# Exercise aim:
Only a number is wanted: how many lines in the listing contain the word "color"?

# Entries supplied:
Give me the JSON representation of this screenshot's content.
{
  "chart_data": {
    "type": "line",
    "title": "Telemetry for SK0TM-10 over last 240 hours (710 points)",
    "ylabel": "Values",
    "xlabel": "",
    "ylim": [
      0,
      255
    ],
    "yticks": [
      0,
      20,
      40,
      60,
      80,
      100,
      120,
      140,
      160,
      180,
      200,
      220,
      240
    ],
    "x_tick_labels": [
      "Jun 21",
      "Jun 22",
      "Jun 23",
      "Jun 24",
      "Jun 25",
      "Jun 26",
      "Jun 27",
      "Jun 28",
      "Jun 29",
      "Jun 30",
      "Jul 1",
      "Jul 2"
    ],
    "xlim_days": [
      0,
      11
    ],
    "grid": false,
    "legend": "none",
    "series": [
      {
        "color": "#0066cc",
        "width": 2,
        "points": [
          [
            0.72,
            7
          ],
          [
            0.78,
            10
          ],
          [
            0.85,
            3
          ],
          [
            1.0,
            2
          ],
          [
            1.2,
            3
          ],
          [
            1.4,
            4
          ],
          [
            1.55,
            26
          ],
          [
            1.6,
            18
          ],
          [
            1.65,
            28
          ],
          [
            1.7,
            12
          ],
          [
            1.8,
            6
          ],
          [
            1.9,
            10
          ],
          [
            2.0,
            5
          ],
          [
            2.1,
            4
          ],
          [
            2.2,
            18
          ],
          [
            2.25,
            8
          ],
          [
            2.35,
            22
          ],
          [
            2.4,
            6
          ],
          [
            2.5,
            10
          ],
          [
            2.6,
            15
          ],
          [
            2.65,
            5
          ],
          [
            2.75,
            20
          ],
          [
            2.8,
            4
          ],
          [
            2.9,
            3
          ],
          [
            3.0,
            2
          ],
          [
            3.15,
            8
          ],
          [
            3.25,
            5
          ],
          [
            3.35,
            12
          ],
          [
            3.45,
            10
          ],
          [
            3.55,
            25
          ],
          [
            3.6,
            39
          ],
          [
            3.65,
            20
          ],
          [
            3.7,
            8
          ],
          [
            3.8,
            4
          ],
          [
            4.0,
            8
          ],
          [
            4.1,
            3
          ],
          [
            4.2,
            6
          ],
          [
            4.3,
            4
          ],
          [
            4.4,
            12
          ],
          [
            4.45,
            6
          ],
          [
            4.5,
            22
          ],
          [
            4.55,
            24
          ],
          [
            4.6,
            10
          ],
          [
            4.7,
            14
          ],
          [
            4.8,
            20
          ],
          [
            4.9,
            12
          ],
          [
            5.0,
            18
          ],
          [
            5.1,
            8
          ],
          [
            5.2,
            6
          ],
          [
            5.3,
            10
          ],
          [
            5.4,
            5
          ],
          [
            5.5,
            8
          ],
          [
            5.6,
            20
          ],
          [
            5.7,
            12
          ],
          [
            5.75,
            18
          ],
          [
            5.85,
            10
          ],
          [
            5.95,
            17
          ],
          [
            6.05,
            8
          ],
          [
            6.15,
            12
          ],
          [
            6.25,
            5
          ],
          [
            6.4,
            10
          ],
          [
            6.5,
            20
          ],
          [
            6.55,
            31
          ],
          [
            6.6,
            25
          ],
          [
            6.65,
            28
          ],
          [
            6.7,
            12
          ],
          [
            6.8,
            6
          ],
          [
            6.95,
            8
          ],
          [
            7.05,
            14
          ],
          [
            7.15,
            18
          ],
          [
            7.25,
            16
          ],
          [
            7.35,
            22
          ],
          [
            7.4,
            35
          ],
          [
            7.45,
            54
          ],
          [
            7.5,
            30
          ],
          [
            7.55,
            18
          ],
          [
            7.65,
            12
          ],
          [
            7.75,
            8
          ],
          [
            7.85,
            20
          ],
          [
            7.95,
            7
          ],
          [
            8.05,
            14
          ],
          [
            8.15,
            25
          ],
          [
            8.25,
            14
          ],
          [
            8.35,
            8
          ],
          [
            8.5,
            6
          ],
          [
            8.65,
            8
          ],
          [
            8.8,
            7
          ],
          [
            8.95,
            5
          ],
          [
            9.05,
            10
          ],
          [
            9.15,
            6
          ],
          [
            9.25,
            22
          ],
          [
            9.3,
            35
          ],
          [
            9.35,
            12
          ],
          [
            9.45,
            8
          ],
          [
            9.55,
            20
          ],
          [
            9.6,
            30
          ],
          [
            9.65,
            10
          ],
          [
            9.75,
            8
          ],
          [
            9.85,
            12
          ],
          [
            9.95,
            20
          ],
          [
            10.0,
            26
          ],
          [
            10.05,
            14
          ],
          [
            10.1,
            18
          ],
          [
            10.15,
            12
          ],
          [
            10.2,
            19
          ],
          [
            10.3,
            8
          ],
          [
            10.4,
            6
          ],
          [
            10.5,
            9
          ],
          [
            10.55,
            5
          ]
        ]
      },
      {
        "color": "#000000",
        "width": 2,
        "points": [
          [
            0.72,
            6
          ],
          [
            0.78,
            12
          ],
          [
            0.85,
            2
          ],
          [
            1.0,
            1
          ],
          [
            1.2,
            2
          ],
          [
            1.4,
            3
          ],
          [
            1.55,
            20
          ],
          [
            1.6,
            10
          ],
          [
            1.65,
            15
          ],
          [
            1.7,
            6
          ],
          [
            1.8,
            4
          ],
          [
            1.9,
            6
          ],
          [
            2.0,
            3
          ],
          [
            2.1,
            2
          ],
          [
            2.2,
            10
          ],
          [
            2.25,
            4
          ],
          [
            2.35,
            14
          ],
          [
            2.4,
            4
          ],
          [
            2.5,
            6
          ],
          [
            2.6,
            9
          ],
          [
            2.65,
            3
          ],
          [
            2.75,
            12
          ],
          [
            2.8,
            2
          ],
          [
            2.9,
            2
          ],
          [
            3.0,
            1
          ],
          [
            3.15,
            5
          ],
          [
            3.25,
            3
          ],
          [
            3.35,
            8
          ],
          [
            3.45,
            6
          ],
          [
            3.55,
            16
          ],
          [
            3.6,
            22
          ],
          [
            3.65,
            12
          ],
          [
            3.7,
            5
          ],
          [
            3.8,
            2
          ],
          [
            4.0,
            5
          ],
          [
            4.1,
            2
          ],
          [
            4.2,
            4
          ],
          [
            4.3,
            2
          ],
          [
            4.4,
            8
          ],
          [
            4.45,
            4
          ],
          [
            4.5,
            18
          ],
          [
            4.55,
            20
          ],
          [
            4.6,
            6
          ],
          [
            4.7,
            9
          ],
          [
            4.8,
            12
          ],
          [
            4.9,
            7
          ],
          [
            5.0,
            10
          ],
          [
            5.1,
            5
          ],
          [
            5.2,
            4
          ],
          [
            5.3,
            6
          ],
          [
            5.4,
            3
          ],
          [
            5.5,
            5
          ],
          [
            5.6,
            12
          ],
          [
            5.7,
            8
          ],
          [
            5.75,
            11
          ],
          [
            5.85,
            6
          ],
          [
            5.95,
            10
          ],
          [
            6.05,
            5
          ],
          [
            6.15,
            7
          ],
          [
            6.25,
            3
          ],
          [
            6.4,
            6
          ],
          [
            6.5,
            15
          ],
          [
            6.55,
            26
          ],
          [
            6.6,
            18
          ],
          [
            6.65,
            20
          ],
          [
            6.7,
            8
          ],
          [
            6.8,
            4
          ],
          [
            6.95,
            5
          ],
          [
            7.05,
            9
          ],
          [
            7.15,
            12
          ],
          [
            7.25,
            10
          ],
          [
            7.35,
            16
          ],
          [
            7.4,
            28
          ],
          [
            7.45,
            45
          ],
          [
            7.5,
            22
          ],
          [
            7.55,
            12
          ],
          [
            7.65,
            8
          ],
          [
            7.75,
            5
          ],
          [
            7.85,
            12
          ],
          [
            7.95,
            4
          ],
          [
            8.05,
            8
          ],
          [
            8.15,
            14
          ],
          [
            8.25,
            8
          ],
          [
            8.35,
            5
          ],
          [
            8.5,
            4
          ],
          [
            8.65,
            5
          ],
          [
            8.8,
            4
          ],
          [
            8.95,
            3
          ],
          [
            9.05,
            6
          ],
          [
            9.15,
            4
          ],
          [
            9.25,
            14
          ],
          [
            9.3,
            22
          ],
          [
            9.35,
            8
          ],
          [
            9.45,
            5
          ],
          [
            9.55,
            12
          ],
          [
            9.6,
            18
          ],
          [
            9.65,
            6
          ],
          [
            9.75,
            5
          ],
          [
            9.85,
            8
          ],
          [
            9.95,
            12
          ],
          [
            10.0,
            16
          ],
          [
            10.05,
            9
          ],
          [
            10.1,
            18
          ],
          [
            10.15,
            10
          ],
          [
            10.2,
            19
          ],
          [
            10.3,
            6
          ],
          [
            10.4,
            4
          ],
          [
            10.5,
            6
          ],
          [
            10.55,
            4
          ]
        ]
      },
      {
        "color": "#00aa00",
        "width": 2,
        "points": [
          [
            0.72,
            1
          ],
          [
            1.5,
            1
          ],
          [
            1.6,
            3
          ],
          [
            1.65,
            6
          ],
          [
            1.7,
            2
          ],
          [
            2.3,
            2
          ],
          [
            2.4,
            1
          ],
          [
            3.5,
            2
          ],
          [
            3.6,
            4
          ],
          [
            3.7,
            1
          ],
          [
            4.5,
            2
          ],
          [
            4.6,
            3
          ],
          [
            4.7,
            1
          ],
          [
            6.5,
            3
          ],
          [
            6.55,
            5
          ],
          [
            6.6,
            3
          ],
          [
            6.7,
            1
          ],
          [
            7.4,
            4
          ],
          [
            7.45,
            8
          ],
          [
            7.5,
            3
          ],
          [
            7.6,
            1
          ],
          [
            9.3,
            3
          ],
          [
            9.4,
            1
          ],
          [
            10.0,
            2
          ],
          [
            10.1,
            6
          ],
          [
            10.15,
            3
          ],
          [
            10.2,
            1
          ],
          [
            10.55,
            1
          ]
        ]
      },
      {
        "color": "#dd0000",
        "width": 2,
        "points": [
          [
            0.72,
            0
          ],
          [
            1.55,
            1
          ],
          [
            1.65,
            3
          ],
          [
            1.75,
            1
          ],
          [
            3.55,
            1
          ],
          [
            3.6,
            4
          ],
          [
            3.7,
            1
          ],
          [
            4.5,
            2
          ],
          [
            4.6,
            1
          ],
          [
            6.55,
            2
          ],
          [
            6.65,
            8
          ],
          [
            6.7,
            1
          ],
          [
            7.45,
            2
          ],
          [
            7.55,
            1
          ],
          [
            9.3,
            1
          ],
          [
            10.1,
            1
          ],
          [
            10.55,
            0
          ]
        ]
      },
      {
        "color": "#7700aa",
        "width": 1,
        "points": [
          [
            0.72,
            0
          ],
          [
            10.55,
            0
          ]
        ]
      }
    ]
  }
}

# Completed task:
5